BRIEF
Transcribe the part of the debate speech on the closing loopholes bill that begins at the words "Photo of Andrew" and ends after "former finance minister.".

SELECTED EXTRACT
# # # # # # #

House debates

Tuesday, 14 November 2023

Bills

Fair Work Legislation Amendment (Closing Loopholes) Bill 2023; Second Reading

6:39 pm

Photo of Andrew LeighAndrew Leigh (Fenner, Australian Labor Party, Assistant Minister for Competition, Charities and Treasury) Share this | Hansard source

Short-sighted employers would like to have highly-paid customers and low-paid workers. Wise employers recognise that their employees and their customers are ultimately the same pool of people and that paying workers well sustains strong demand within the economy.

Labor is strongly committed to ending the flatlining of wages that we saw under those nine long coalition years, a period in which productivity growth was appalling, in which wage growth was sluggish and in which household income growth languished. Under the period of the coalition government, Australians found a government for whom keeping wages low was a 'deliberate design feature' of their 'economic architecture'. These were the words of the former finance minister.

When we came to office, we set about changing that. Over our first year in office, our government saw more jobs created in the Australian economy than were created in any first year of a new government. In fact, more were created in our first year than were created in the first term of any former government. We have unemployment sitting below four per cent—full employment by anyone's definition. Since the monthly unemployment series began in 1978, there have been only 19 months in which unemployment has been below four per cent. Sixteen of those 19 months have been under this government. Of the half-a-million jobs created since we came to office, some 85 per cent have been full time. The gender pay gap has fallen to its lowest level ever. The number of days lost to industrial action has fallen sharply.

We understand that there are many employers in Australia who are keen to ensure that we don't have a race to the bottom in standards. Australia's comparative advantage in the world will not be that we have the lowest-paid workers in the world. If companies want to find the place where labour is the very cheapest, they're going to find other countries than Australia. What Australia's economy will do well is to ensure that we have workers who are well-trained and are able to use new technologies, such as generative artificial intelligence, in an environment in which firms are competing based on the best product and service that they're offering, not based on a race to the bottom.

The 'closing loopholes' bill is about fairness to employees, but it's about fairness to employers too. I've spoken to many employers who are sick of finding themselves competing with another firm that doesn't do the right thing—that doesn't pay fair wages. They feel that then they're in a circumstance where they have to look for those loopholes instead, rather than treating their workers well and getting on to grow their market share by looking after their customers. So we're not going to have a race to the bottom under this government. We're not going to have real wages languishing, as occurred under the former government. Instead, we're going to close the loopholes.

# # # # # # #

GIVEN RECORDS

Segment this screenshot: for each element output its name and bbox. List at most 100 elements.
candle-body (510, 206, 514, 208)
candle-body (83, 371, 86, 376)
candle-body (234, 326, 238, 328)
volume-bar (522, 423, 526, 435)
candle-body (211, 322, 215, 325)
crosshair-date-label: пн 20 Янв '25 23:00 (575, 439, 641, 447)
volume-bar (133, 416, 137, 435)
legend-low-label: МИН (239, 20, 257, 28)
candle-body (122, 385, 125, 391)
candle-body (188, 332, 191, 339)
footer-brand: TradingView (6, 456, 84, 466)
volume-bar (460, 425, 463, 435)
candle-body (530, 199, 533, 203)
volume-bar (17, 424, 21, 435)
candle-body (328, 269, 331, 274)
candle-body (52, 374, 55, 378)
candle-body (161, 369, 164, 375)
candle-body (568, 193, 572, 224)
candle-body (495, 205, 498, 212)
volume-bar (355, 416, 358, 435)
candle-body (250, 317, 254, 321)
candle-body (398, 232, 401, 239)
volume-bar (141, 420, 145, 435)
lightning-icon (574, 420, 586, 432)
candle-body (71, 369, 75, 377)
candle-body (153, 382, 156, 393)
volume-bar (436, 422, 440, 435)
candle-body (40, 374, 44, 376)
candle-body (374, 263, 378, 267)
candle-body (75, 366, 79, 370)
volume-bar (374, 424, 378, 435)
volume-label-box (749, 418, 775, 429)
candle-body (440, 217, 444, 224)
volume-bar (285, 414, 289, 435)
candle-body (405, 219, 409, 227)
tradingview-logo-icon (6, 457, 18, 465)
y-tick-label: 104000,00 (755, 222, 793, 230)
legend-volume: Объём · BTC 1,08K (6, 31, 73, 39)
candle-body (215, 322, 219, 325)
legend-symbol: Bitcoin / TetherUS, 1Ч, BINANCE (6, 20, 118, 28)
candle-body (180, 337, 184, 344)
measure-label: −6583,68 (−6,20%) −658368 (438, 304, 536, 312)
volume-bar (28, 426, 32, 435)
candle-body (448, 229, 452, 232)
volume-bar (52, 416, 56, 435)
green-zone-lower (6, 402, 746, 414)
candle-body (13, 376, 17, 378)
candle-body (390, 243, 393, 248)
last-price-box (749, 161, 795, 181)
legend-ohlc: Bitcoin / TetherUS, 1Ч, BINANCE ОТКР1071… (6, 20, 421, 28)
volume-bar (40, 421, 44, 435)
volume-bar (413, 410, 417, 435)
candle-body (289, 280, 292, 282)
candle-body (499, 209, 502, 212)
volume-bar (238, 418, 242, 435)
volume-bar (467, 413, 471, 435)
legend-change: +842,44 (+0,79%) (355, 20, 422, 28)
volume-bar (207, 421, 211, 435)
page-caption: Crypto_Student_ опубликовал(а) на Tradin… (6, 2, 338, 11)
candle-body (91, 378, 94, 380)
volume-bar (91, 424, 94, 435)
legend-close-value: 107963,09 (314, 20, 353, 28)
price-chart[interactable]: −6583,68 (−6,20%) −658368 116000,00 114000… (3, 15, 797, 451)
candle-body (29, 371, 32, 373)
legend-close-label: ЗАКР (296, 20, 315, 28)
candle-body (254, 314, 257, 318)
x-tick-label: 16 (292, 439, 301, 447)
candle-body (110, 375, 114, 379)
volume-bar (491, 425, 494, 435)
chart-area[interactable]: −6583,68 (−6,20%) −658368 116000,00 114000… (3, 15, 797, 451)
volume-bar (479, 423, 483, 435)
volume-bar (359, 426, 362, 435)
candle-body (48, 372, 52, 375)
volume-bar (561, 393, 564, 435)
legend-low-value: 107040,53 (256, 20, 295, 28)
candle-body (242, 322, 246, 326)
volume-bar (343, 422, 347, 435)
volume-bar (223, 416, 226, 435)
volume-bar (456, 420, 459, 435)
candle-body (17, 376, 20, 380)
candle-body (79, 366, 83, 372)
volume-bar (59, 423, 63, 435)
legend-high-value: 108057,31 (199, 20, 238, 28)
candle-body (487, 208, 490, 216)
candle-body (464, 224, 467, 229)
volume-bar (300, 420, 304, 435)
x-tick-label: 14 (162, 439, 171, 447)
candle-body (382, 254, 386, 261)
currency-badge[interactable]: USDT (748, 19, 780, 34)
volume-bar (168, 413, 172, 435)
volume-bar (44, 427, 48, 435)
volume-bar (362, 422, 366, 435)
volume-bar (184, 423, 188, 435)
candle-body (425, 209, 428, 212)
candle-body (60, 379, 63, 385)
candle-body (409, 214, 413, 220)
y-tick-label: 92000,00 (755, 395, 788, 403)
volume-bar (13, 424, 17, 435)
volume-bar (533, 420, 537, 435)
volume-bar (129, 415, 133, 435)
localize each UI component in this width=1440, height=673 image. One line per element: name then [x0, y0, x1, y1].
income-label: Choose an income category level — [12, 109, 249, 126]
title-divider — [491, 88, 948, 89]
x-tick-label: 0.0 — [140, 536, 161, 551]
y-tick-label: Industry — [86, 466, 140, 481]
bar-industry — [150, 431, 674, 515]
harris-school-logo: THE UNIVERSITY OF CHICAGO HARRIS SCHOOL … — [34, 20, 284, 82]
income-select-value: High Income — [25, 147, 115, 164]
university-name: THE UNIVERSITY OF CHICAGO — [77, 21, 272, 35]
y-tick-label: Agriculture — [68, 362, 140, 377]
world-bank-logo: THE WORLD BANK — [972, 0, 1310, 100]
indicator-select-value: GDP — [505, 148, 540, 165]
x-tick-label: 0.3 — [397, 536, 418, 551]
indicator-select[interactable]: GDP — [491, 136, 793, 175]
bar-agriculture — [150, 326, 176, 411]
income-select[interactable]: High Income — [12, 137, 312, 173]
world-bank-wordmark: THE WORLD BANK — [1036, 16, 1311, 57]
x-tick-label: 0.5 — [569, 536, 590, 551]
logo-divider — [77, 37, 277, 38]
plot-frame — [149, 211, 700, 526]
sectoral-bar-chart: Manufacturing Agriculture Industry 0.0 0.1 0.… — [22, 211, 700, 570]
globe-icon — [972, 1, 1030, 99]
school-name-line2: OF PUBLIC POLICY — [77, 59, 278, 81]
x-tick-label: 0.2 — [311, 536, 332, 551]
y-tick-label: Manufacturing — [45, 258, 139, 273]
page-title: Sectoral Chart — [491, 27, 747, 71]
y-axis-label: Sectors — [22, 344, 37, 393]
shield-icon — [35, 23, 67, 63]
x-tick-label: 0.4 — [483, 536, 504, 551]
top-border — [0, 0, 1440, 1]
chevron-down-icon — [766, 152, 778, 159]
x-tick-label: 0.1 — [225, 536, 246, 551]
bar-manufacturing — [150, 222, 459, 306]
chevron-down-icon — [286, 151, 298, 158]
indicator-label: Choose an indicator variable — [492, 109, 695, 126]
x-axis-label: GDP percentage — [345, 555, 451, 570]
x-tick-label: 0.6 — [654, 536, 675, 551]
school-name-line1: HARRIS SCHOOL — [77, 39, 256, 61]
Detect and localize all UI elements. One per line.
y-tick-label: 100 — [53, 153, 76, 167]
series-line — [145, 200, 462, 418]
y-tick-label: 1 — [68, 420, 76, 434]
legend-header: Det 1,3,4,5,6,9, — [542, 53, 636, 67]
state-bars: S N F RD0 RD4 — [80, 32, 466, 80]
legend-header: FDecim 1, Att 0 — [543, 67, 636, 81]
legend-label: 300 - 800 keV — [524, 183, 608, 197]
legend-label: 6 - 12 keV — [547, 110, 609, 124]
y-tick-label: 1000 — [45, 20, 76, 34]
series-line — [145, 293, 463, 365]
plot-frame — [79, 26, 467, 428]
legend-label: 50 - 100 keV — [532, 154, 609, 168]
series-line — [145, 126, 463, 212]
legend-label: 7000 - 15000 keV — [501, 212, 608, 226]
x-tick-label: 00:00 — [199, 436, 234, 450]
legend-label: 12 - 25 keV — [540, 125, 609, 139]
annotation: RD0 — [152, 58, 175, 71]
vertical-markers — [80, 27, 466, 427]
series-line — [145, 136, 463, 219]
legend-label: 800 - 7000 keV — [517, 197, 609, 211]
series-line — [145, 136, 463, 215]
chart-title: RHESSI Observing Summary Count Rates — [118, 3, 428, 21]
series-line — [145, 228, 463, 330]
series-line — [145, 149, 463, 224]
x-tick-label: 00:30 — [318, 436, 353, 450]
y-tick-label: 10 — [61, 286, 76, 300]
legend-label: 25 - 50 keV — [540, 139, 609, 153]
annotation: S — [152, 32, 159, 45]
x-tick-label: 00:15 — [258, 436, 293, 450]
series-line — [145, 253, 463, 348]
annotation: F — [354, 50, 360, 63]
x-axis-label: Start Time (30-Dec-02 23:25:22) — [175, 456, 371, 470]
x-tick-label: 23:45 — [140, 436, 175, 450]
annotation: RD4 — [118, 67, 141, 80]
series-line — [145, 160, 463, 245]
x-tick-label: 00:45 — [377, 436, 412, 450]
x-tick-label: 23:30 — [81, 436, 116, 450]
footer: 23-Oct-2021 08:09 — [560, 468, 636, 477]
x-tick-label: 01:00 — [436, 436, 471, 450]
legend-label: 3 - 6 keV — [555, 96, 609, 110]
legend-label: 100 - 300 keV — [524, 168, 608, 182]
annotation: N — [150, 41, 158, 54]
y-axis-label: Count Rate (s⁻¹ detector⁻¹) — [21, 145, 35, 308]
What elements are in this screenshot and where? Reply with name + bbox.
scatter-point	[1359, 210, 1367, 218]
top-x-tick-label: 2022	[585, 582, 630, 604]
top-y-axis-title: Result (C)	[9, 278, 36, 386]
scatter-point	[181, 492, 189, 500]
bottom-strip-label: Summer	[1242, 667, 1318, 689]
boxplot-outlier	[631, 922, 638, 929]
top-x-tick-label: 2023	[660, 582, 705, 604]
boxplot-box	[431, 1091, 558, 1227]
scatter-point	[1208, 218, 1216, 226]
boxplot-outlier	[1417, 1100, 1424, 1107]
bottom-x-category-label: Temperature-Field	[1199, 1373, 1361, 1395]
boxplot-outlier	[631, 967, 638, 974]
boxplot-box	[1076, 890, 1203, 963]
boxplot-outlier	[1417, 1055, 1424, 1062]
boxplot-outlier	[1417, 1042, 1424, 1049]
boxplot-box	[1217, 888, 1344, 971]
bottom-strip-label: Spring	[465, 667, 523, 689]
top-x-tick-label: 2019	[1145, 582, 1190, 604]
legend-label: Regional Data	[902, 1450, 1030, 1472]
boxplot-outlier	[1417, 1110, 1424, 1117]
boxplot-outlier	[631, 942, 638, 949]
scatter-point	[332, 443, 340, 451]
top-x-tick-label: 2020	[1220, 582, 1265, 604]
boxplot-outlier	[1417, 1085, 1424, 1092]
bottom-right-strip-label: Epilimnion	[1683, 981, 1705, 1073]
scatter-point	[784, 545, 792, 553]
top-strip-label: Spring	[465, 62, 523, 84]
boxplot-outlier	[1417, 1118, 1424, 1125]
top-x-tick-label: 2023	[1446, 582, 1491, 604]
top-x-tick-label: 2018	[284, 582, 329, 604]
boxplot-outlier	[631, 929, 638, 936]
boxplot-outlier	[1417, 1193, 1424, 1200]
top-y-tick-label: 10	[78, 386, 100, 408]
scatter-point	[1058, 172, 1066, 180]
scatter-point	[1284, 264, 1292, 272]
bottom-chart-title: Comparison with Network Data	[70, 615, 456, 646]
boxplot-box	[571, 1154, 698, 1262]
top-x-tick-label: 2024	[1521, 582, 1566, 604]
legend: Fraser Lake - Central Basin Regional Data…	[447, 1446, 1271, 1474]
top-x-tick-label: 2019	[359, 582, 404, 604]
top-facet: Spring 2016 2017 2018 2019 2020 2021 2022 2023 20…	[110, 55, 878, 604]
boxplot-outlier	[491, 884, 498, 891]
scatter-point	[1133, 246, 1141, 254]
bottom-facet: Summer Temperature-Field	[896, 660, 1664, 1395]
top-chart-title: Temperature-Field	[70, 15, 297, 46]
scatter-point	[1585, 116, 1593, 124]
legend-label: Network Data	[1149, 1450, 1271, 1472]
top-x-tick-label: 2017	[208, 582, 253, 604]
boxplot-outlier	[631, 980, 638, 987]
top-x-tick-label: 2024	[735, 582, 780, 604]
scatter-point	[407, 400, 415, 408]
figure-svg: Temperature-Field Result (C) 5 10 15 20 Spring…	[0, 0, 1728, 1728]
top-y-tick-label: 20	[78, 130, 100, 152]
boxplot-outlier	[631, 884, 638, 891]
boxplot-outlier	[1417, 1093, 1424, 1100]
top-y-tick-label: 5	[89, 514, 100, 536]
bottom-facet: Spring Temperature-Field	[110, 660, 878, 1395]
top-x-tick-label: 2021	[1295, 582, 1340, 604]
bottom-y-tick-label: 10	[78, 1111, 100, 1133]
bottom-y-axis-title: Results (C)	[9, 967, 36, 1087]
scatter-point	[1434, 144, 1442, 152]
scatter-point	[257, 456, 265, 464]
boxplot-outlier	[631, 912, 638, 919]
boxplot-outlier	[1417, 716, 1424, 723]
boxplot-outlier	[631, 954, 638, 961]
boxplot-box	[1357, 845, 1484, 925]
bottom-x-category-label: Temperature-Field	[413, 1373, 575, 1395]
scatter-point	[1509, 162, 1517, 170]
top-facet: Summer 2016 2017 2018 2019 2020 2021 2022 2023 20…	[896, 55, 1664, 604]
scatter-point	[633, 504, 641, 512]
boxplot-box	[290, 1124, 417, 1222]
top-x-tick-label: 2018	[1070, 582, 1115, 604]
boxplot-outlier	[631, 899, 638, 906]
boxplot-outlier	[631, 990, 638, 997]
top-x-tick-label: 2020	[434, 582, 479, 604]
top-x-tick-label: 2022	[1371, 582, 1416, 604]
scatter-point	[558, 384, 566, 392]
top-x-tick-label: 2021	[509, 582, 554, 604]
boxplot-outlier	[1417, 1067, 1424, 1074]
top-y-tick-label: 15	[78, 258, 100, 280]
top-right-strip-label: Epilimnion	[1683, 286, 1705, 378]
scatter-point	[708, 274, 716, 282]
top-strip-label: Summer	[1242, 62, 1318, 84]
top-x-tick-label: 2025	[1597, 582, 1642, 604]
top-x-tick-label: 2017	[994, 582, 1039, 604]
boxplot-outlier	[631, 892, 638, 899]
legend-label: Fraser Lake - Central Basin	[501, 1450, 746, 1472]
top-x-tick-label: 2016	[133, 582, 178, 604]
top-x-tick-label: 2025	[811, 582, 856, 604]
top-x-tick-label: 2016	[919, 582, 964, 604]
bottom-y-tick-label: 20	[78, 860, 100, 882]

# # # # # # #

SOLUTION TO THE EXERCISE
Photo of Andrew LeighAndrew Leigh (Fenner, Australian Labor Party, Assistant Minister for Competition, Charities and Treasury) Share this | Hansard source

Short-sighted employers would like to have highly-paid customers and low-paid workers. Wise employers recognise that their employees and their customers are ultimately the same pool of people and that paying workers well sustains strong demand within the economy.

Labor is strongly committed to ending the flatlining of wages that we saw under those nine long coalition years, a period in which productivity growth was appalling, in which wage growth was sluggish and in which household income growth languished. Under the period of the coalition government, Australians found a government for whom keeping wages low was a 'deliberate design feature' of their 'economic architecture'. These were the words of the former finance minister.